Germaine Dieterlen (15 May 1903 in Valleraugue – 13 November 1999 in Paris) was a French anthropologist.
She was a student of Marcel Mauss, worked with noted French anthropologists Marcel Griaule (1898-1956) and Jean Rouch, wrote on a large range of ethnographic topics and made pioneering contributions to the study of myths, initiations, techniques (particularly "descriptive ethnography"), graphic systems, objects, classifications, ritual and social structure.

She is most noted for her work among the Dogon and the Bambara of Mali, having lived with them for over twenty years, often in collaboration with Marcel Griaule, with whom she wrote the book The Pale Fox (1965).

==Themes==
Some of the main themes in her work concentrate on the notions of sacred kingship, the position of the first born, relationships between maternal uncles and nephews, division of labor, marriage, and the status of the rainmaker in Dogon society. Because each episode of the rite is enacted only once every sixty years, Dieterlen's documentation of the Sigui cycle was thought to allow the Dogon themselves to see and interpret the entire sequence of rites which they had heretofore only observed in part.

==Research==
Dieterlen began her ethnographic research in Bandiagara, Mali, in 1941. Perhaps most controversially, Dieterlen was criticized by her peers for her publications with Griaule on Dogon astronomy, which professed an ancient knowledge of the existence of a dwarf white star, Sirius B also called the Dog Star, invisible to the naked eye. This ancient indigenous knowledge (the Nommo) and the supposition that extraterrestrials might have been in contact with the Dogon was popularized by Robert K. G. Temple in his book The Sirius Mystery (1976) and Tom Robbins Half Asleep in Frog Pajamas (1995).

> _Provided records_:
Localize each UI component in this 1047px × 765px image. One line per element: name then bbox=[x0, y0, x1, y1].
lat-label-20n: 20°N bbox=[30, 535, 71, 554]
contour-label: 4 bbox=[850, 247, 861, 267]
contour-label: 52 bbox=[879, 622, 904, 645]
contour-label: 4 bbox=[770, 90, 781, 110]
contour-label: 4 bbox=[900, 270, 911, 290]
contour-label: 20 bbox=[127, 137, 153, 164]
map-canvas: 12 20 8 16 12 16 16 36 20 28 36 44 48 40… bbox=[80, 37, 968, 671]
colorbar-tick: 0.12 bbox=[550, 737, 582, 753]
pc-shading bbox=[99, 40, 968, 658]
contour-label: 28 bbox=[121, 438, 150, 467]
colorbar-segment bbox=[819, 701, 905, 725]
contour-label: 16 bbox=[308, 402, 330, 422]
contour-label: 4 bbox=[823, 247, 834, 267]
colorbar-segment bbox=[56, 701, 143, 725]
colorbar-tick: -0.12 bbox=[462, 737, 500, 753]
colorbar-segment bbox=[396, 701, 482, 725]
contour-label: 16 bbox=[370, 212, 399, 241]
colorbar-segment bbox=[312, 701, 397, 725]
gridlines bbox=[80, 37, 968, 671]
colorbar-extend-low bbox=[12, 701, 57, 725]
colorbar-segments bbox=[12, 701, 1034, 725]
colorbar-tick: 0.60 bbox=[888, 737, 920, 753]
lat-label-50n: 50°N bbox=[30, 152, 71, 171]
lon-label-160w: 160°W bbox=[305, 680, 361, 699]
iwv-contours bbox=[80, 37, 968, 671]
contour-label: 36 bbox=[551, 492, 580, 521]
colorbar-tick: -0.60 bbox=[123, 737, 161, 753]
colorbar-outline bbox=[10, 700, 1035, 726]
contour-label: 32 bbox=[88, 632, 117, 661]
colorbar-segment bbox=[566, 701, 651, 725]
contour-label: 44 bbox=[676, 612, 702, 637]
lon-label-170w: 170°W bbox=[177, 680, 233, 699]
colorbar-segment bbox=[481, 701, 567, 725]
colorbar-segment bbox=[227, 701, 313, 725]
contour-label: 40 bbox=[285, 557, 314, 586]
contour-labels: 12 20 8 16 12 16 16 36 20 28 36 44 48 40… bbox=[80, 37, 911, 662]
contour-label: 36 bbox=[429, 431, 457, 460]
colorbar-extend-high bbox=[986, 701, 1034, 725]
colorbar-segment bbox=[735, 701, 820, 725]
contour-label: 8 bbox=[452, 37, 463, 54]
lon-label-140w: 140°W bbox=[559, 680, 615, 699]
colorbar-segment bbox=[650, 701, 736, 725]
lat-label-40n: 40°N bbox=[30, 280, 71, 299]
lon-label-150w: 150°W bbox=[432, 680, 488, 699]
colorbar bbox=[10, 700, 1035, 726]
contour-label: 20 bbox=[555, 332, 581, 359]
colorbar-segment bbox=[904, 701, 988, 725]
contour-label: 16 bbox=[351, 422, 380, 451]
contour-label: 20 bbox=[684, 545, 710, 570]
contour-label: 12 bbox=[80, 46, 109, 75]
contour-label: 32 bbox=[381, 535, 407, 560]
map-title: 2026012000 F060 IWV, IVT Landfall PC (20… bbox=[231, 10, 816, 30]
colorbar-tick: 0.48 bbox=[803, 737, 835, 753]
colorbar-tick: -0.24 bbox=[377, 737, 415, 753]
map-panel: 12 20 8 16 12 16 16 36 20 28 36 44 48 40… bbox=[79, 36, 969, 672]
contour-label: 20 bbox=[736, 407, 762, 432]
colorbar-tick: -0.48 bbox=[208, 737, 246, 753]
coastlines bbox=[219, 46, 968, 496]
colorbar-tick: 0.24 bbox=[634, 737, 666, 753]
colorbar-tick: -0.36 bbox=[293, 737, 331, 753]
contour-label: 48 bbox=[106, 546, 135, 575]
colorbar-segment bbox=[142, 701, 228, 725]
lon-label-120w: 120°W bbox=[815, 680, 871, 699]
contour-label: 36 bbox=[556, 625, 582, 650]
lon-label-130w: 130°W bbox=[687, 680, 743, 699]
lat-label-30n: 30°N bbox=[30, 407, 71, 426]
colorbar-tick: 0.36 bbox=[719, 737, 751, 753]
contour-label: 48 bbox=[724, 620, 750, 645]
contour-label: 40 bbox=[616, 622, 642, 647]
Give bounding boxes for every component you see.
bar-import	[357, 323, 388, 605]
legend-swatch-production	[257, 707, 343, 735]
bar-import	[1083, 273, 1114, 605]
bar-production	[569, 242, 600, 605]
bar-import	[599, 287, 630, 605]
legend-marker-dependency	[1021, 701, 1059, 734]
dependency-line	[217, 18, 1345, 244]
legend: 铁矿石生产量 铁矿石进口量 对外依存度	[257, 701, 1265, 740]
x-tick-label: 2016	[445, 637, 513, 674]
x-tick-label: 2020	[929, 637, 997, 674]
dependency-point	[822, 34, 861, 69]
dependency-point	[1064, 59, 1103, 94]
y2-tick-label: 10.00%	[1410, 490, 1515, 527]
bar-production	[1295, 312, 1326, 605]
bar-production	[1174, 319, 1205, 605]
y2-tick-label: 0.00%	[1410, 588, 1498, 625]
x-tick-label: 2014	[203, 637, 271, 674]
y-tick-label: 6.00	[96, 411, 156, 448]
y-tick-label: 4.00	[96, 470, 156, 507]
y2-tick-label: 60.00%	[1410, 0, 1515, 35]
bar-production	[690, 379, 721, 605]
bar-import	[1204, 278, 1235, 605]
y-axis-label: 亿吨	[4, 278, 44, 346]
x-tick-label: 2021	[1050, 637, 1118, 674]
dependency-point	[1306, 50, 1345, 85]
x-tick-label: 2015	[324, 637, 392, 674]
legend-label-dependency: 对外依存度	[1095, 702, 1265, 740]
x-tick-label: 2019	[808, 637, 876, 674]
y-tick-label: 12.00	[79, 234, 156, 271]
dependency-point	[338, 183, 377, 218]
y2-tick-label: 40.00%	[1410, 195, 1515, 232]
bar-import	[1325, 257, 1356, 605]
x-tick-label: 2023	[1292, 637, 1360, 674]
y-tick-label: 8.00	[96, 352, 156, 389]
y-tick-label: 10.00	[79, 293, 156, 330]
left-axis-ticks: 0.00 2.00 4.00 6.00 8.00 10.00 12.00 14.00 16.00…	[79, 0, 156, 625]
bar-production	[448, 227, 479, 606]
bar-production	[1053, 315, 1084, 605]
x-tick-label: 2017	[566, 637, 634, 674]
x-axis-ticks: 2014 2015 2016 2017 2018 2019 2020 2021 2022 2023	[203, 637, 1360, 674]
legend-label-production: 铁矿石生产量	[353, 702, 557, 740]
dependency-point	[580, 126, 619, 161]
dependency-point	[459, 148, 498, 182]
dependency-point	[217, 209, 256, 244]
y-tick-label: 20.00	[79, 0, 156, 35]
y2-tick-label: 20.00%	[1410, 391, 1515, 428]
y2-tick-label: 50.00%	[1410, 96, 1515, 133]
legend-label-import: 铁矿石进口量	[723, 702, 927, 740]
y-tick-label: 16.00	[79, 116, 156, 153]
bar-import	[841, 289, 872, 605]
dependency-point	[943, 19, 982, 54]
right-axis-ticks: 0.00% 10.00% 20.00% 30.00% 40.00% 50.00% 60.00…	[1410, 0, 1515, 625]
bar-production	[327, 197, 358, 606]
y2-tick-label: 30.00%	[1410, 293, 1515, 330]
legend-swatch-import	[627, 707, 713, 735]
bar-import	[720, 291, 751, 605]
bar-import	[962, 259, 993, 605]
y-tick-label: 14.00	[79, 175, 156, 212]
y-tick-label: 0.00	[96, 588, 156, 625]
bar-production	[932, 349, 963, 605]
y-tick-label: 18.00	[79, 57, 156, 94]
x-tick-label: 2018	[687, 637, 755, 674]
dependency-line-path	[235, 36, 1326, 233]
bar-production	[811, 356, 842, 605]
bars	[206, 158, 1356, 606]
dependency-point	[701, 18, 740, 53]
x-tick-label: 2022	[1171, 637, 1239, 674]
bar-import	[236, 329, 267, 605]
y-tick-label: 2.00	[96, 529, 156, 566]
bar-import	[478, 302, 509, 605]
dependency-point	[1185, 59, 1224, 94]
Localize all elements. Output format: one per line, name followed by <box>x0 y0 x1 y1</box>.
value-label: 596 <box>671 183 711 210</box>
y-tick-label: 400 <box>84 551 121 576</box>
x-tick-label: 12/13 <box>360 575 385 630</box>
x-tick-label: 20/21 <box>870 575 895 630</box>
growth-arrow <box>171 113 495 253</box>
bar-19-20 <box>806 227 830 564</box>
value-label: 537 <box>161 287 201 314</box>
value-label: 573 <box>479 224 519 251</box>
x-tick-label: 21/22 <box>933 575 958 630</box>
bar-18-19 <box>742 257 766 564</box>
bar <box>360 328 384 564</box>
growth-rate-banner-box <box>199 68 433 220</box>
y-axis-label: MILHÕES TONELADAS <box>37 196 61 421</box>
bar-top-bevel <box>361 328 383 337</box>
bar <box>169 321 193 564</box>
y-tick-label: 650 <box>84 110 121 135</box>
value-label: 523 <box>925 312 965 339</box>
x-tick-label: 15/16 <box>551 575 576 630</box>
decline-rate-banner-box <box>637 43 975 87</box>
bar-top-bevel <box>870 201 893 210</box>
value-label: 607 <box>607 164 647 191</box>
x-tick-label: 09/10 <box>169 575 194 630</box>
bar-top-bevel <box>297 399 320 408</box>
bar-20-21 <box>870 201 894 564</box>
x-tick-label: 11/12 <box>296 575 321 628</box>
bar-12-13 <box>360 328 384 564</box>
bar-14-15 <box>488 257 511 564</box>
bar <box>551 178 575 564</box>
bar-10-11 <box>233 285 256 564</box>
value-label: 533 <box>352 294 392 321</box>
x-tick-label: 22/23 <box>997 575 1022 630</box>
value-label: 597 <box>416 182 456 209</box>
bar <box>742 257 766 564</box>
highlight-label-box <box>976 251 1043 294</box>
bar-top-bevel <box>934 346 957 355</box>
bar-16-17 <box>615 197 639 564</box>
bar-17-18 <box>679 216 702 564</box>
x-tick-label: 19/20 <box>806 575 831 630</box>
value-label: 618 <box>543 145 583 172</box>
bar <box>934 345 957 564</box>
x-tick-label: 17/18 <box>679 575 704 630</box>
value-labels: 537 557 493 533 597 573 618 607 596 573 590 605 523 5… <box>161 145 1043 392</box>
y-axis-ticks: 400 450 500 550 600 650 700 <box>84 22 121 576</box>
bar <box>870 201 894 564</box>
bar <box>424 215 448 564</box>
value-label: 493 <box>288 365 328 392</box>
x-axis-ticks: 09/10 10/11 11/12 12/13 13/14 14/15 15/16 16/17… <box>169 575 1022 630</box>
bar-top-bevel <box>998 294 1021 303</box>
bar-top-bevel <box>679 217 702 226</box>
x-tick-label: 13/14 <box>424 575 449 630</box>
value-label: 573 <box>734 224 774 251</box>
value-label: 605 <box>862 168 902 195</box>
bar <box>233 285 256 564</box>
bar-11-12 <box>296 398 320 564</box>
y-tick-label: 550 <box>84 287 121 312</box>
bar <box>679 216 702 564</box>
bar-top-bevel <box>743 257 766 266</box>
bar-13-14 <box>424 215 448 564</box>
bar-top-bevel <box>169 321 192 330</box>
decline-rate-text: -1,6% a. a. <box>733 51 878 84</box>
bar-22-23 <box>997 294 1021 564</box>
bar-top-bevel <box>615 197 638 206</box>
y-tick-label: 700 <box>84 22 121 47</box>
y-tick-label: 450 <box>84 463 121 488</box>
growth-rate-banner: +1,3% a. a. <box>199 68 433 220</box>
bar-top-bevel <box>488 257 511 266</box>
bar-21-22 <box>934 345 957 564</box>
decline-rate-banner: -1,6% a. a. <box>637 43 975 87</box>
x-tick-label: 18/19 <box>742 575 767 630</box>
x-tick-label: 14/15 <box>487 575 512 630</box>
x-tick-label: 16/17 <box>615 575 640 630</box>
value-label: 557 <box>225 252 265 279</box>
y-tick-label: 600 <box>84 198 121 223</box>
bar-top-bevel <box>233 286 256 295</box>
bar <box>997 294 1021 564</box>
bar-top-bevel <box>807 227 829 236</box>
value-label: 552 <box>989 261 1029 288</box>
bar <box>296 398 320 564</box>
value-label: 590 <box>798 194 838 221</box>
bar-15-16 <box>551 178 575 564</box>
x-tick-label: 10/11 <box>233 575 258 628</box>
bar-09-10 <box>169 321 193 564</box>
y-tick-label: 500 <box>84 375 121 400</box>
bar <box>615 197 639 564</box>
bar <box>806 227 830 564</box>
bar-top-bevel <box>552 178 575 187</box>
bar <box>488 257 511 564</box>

> _Exercises to complete_:
1. In the text on Germaine Dieterlen, in what year did she begin her ethnographic research in Bandiagara, Mali?
2. Resume the text on Germaine Dieterlen from the point where it stops.

> _Results of the tasks_:
1. She began her ethnographic research in Bandiagara, Mali, in 1941.

2.
Skeptic and space journalist James Oberg in his investigation of the Dogon mystery in 1982 could neither support nor disprove Griaules questionable stories about Dogon astronomy. Dutch anthropologist W.E.A. van Beek, who spent seven years with the Dogon, could not reproduce Griaule's and Dieterlen's findings in the field. He seriously critiqued the research methods of Griaule and Dieterlen and explained their results (Dogon Restudied 1991).

Daughter and colleague of Marcel Griaule Geneviève Calame-Griaule on the French language Wikipedia, defended her father, dismissing van Beek's criticism.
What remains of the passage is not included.